● **Reading text**:
— START —
Bima shall offer the senior executives, others in the management and certain other employees, mainly in Sweden, to acquire options at market value, which will be calculated by using the valuation model Black & Scholes. Bima shall gratuitously offer options to the senior executives, others in the management and certain other employees in the US. The Option program will include approximately 430 employees within Opus Group and will substantially be divided as following.

  • Senior executives and others in the management mainly in Sweden and the US shall be offered approximately 60 percent of the options.
  • Certain other employees in Sweden and the US shall be offered the remaining approximately 40 percent of the options.
  • Bima shall have the right to hold options in custody in order to transfer them to new employees within Opus Group.
  • The CEO of Opus Group, Magnus Greko, and the Head of Division Vehicle Inspection, Lothar Geilen, has, due to their already large shareholding, decided to refrain from participating in the Option program in favour of other employees.

Subscription of the shares shall be made from July 1, 2019 and until August 15, 2019. The subscription price for the shares subscribed for when exercising the options shall correspond to 125 percent of the average share price of the Opus share during the period April 19 – May 19, 2016. The subscription price shall be paid in cash or by offset. The Company shall have the right to, but no obligation, at the request of a participant that is unable to pay the subscription price in cash, at market price acquire the number of options that enables the participant to exercise remaining options to subscribe for shares at which the subscription price shall be paid by offset against the claim relating to the sold options.

Upon full exercise of the options a maximum of 5 500 000 new shares will be issued, which together with the ongoing option program Option program 2013 will correspond to a dilution of approximately 3.8 percent.

The options transferred to employees in Sweden are not expected to give rise to any payroll expenses nor social security costs for the company. The options transferred to the employees in the US will give rise to social security costs if the employee transfer shares subscribed for through exercise of the options within one year from the exercise of the options. In assumption that the employees in the US will transfer 20 percent of the subscribed shares within one year from the exercise of the options, the social security costs will amount to SEK 60 000. In excess of the social charges, the option program will result in additional costs for financial and legal costs amounting to approximately SEK 100 000.

The Board invokes the following as to the reason for the deviation from the shareholders’ preferential rights. The Option program contributes to a higher motivation and engagement among the employees and strengthens the ties between the employees and the company. Further, it is the assessment of the board that the Option program will contribute to the possibilities to recruit and retain competent and experienced employees and is expected to increase the employee’s interest for the business and the earnings trend in the company. Overall it is the Board’s assessment that the option program will be useful for both the employees and the company’s shareholders through an increased share value.

The Option program has been prepared by the Board in consultation with the corporate governance.
— END —
Dataset excerpt
— START —
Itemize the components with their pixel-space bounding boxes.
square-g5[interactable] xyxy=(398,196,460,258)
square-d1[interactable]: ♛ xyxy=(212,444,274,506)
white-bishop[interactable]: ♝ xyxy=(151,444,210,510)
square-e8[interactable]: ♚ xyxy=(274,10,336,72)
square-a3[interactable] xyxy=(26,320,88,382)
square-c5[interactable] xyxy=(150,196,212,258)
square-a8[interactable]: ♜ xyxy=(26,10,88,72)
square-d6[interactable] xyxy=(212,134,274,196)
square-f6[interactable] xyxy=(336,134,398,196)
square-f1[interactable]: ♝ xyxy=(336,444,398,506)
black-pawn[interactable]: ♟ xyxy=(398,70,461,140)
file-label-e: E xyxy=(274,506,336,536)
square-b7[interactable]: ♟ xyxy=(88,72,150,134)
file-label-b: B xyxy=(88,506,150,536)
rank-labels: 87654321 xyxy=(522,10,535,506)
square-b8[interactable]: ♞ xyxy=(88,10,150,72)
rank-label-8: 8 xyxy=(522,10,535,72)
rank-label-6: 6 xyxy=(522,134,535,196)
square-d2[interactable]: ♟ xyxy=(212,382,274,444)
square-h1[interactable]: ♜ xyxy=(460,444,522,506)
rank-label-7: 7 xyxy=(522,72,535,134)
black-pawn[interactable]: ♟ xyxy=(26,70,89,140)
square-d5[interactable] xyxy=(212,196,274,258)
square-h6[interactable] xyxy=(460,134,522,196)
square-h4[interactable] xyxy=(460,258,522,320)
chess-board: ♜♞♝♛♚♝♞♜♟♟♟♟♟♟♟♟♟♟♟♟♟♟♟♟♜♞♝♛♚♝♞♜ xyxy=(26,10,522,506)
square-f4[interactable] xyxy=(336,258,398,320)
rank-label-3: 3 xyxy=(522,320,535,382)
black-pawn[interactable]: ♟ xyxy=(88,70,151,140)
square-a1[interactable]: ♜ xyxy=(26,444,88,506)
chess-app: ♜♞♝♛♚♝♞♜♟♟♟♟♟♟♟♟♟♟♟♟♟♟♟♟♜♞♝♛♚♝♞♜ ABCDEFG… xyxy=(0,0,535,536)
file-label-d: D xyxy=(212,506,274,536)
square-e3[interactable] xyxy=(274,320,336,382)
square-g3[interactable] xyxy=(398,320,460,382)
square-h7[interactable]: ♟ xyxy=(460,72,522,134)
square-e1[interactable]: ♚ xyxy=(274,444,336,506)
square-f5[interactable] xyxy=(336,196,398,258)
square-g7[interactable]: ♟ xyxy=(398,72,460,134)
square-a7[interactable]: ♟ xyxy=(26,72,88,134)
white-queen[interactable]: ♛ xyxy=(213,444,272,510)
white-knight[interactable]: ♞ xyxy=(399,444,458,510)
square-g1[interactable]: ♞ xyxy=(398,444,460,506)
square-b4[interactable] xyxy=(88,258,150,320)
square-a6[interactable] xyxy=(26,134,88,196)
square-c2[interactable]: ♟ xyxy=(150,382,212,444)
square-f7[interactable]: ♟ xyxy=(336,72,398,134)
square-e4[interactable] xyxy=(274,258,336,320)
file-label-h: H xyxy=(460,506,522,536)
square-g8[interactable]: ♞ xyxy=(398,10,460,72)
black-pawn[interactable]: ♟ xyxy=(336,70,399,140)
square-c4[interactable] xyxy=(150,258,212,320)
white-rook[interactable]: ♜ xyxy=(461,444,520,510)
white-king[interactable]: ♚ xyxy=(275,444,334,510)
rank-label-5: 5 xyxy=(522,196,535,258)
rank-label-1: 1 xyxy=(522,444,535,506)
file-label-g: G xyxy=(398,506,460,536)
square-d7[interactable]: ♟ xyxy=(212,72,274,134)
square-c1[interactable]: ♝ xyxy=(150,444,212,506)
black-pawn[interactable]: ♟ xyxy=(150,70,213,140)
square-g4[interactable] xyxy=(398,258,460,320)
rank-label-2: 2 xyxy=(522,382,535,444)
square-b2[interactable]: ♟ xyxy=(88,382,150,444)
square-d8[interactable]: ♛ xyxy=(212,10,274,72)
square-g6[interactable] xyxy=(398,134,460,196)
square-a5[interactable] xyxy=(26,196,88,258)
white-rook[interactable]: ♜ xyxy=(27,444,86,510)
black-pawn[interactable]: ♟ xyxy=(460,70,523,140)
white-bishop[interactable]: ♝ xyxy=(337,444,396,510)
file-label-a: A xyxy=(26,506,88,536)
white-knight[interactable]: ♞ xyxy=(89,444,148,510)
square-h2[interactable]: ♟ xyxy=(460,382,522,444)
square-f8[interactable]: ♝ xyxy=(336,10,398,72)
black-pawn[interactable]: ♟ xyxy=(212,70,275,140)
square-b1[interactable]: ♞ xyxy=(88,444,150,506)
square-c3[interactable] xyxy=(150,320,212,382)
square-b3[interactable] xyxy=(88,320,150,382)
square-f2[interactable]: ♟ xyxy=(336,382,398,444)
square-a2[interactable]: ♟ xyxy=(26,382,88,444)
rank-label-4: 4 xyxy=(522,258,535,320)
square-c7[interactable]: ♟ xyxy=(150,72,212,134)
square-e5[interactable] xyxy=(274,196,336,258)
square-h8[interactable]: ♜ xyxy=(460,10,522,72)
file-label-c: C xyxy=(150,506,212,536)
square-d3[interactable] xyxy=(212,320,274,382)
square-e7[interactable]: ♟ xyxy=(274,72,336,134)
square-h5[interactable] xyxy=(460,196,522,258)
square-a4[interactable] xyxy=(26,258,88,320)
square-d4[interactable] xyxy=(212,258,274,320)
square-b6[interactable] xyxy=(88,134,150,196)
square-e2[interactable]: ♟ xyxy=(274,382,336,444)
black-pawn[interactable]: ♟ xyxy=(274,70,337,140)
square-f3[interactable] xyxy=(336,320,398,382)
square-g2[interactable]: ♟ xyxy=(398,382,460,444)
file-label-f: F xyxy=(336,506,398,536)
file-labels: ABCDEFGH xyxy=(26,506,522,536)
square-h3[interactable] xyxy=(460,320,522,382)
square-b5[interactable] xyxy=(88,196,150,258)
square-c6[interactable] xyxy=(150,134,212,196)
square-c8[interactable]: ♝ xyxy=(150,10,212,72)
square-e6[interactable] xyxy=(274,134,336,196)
— END —
● **Required work**:
(a) Does each of these statements agree with the option program text? Answer yes or no for each and quote the words from the text that decide it: (i) Employees in the US must pay market value for their options. (ii) Magnus Greko will take part in the Option program. (iii) Shares can be subscribed for from July 1, 2019 until August 15, 2019.
(b) Could you pick up the option program text after its final sentence and write what comes next?

● **Outputs**:
(a)
(i) No: "Bima shall gratuitously offer options to the senior executives, others in the management and certain other employees in the US."
(ii) No: "The CEO of Opus Group, Magnus Greko, and the Head of Division Vehicle Inspection, Lothar Geilen, has, due to their already large shareholding, decided to refrain from participating in the Option program in favour of other employees."
(iii) Yes: "Subscription of the shares shall be made from July 1, 2019 and until August 15, 2019."

(b)
Decision to authorize the Board to acquire and transfer own shares (point 15)

The Board proposes to the AGM to authorize the Board to, prior to the next AGM, take resolution on acquisition of own shares on one or more occasions. Acquisition of own shares may amount to a maximum corresponding to one tenth of the number of shares issued in the company. The repurchase shall be carried out through an acquisition offer directed to all shareholders, or on Nasdaq Stockholm. Repurchase on Nasdaq Stockholm shall be at a price which corresponds to the registered stock exchange price interval (spread) at any given time. Repurchase through an acquisition offer directed to all shareholders can only be done against payment in cash and the acquisition shall be made at a rate corresponding with the registered price interval (spread) at any given time with a maximum divergence of 30 % up. The purpose of the repurchase of own shares is firstly to align the company’s capital structure, give added value to the shareholders and to be able to transfer shares in conjunction with the financing of company acquisitions.

The Board also propose that the AGM take resolution to authorize the Board to, prior to the next AGM, decide on transfer of the own shares that the company holds at the time of the transfer decision. Transfer of own shares may be carried out on Nasdaq Stockholm at a price corresponding to the registered price interval (spread) at any given time. Transfer of shares may also be carried out outside Nasdaq Stockholm, with or without deviation from the shareholders’ preferential rights and with or without terms of contribution in kind or right to set-off. Transfer of own shares can accordingly be used as means of payment in relation to company acquisitions on conditions in accordance with the Companies Act’s rules on issue of shares. Such transfer can only be made at a price in cash or value of obtained assets corresponding with the stock market price at the time of the transfer.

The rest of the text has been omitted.